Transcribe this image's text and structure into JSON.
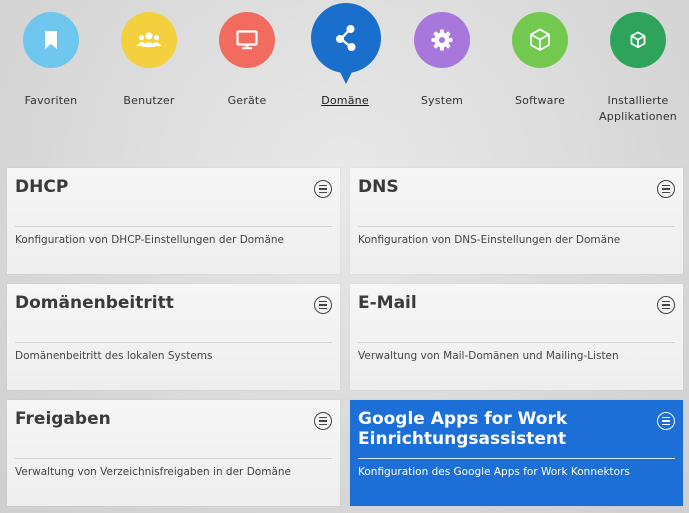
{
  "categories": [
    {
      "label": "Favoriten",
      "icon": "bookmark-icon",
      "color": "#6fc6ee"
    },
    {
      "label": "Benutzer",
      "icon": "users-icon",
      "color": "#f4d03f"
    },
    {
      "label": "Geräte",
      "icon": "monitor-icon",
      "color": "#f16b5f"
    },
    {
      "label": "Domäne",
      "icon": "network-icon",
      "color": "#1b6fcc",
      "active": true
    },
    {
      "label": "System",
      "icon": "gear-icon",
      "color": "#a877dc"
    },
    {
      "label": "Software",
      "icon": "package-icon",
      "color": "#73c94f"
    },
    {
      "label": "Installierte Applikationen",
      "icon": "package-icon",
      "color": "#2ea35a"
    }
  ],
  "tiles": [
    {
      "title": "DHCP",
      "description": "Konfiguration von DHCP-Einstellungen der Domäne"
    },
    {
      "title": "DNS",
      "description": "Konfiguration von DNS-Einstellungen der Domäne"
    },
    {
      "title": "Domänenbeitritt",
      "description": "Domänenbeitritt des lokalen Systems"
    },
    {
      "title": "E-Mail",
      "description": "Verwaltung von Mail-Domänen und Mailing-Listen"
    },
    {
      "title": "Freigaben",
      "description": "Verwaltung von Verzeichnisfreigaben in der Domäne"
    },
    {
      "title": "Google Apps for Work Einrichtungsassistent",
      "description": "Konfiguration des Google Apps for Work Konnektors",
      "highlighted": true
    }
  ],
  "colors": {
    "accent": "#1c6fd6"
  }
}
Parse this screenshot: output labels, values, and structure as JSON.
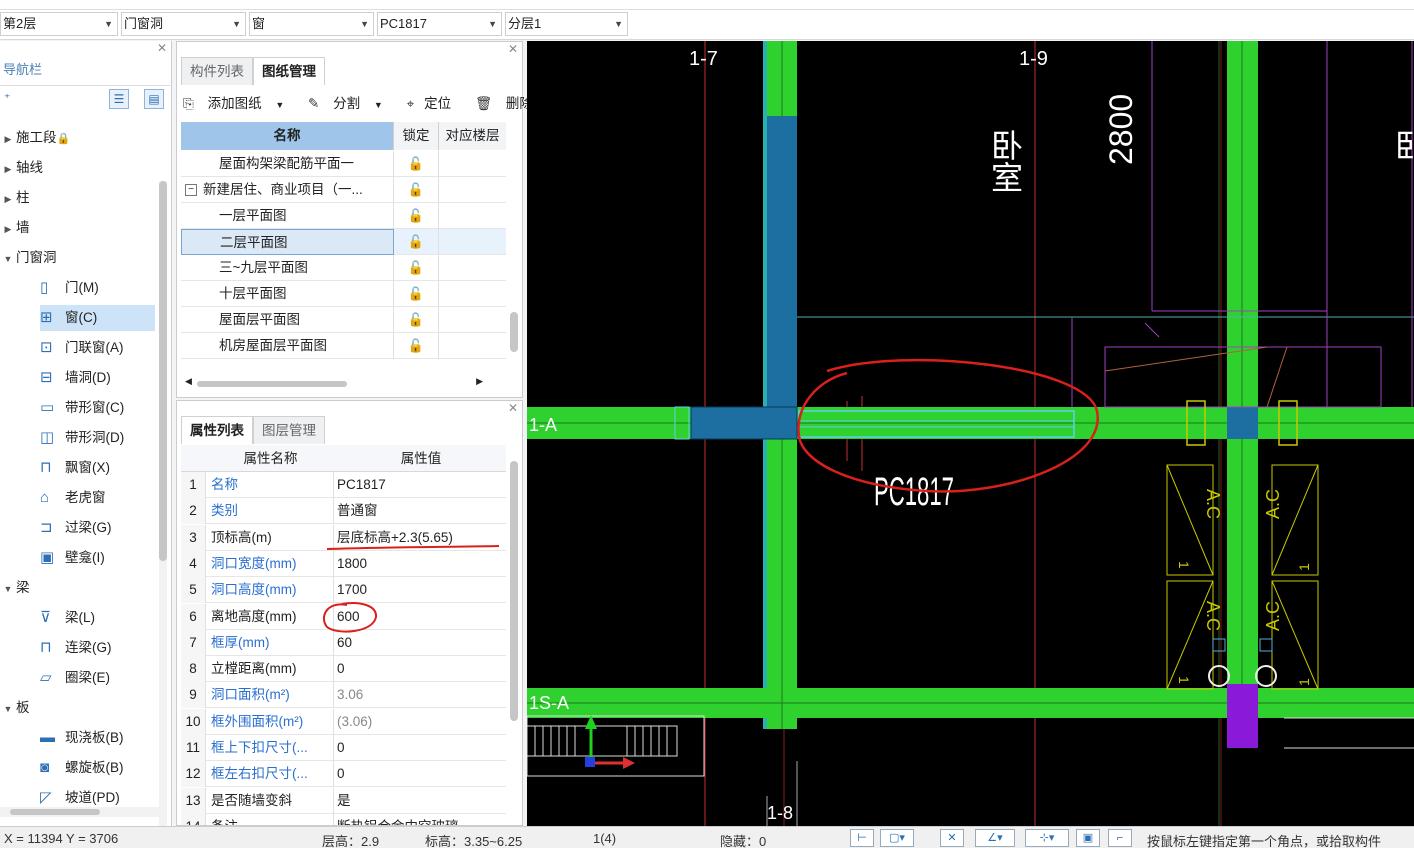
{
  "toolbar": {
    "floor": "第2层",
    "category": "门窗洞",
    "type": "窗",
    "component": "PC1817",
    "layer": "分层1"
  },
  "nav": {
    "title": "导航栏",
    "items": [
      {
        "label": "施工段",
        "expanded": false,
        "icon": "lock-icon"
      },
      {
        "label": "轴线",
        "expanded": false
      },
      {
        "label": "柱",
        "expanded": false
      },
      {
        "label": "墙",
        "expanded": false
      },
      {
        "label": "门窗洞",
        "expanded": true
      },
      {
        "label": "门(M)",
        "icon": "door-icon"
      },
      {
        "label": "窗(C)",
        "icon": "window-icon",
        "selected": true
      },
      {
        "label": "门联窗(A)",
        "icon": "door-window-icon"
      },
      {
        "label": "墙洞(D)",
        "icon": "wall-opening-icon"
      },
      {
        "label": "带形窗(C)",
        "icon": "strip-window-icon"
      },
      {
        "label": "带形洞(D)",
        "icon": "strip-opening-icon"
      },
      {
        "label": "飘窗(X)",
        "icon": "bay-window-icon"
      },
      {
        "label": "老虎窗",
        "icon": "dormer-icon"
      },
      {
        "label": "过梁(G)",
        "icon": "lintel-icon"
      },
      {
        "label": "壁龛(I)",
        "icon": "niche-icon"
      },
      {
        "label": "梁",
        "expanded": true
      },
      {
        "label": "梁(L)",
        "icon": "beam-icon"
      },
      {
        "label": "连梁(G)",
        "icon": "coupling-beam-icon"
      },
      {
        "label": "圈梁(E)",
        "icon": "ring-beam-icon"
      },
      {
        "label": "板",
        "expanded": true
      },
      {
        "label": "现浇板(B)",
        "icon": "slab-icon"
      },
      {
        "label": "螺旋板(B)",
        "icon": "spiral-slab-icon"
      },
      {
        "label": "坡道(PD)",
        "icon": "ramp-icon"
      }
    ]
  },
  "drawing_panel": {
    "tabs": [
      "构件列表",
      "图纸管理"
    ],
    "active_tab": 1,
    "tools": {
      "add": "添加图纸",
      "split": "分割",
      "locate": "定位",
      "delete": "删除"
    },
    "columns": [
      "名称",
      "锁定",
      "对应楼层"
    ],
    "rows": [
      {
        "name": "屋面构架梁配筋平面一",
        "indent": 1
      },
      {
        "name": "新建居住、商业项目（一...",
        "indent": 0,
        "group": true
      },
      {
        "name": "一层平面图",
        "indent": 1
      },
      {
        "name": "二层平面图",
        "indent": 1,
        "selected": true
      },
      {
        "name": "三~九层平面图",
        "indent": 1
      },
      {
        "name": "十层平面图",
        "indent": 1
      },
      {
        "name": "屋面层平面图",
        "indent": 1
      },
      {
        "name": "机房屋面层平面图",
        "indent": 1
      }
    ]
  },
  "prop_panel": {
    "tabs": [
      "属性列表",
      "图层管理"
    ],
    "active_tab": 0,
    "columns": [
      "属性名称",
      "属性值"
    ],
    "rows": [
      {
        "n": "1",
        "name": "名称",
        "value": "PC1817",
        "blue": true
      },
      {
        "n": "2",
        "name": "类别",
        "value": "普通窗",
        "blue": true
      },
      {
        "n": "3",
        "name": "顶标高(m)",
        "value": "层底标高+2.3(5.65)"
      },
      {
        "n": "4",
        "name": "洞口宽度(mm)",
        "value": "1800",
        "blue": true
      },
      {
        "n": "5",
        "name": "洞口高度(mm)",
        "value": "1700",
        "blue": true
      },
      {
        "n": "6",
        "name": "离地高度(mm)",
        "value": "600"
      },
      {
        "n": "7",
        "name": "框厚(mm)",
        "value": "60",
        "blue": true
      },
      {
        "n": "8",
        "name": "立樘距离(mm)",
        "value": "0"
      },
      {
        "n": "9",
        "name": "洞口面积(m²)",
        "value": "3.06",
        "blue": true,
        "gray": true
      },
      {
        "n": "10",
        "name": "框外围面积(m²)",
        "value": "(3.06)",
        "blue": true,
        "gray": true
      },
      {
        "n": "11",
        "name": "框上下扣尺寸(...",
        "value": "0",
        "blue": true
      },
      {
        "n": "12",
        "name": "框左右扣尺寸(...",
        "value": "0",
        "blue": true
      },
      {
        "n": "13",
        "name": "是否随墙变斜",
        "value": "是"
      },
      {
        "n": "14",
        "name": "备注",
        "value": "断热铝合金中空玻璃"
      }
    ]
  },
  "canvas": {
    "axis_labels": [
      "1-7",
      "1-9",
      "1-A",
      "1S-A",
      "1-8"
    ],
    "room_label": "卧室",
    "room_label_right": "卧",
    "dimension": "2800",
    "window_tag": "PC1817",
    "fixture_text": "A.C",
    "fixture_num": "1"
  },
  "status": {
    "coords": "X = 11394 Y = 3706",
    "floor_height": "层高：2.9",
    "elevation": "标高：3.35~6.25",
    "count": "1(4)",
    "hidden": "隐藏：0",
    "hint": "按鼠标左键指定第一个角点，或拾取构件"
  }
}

──────────────────────────────

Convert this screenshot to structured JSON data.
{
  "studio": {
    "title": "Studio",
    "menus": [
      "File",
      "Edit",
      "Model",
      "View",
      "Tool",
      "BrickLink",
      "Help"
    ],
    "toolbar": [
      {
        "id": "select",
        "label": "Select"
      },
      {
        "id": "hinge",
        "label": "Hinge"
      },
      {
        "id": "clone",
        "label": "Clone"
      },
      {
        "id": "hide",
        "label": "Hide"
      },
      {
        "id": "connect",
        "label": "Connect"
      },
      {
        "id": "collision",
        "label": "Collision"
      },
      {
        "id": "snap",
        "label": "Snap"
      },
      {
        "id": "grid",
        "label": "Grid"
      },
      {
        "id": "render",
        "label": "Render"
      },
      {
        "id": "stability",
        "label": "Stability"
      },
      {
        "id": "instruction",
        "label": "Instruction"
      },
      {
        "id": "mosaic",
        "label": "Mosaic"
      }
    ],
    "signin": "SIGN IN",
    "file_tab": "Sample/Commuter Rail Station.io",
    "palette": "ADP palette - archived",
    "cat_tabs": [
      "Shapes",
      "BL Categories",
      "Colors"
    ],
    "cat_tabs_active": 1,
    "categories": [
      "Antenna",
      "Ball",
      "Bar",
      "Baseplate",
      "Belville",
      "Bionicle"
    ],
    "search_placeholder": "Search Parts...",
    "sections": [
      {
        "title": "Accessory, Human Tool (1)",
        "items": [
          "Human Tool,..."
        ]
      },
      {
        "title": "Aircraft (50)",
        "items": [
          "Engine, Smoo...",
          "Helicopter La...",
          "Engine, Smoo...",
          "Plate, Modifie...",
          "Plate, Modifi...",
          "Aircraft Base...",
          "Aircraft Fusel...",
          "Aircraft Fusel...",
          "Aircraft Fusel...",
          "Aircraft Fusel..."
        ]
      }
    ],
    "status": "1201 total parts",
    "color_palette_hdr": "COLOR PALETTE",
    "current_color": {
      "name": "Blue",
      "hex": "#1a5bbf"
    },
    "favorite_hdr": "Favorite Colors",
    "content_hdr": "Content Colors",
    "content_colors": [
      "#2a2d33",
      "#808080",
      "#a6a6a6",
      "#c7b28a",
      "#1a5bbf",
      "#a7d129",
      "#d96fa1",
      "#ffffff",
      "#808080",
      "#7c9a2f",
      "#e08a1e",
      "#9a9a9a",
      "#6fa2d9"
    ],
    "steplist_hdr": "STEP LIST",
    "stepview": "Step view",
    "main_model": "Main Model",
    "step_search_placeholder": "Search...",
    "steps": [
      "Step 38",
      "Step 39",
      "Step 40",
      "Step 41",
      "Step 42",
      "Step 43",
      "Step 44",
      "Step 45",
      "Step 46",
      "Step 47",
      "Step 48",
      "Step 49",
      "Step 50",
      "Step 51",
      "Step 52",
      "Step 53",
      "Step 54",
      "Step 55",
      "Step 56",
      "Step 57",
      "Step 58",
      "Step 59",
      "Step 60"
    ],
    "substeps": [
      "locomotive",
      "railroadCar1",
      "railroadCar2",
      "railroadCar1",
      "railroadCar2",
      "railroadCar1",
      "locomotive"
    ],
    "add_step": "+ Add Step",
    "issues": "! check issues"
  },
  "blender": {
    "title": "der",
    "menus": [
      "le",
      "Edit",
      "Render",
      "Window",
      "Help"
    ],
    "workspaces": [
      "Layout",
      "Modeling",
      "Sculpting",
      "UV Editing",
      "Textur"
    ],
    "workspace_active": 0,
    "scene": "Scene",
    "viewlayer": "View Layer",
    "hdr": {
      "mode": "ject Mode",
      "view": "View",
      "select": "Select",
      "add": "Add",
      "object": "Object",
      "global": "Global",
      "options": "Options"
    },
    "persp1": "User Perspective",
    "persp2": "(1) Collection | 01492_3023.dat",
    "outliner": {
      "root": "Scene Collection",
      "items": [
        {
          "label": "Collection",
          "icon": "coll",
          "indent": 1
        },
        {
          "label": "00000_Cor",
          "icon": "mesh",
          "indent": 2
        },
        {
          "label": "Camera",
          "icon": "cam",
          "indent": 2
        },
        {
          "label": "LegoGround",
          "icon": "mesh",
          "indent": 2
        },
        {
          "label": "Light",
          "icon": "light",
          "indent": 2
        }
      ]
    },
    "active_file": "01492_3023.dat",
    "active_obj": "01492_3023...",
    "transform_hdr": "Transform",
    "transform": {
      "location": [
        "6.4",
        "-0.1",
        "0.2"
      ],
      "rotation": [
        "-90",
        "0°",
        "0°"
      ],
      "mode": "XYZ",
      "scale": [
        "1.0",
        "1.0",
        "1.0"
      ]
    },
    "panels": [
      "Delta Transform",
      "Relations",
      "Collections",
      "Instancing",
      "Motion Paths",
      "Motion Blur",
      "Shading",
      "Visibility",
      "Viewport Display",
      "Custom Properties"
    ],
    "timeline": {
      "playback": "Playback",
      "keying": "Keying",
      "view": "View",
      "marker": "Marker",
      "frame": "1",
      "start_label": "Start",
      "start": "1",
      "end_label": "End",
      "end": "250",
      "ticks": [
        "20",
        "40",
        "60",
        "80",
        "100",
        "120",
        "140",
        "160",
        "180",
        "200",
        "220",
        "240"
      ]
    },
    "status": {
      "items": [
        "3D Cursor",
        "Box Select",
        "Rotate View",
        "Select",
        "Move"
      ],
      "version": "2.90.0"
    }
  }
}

──────────────────────────────

== Required task ==
Using the records given above, list every line that includes the word "Einstellungen".

== Result of this task ==
      "description": "Konfiguration von DHCP-Einstellungen der Domäne"
      "description": "Konfiguration von DNS-Einstellungen der Domäne"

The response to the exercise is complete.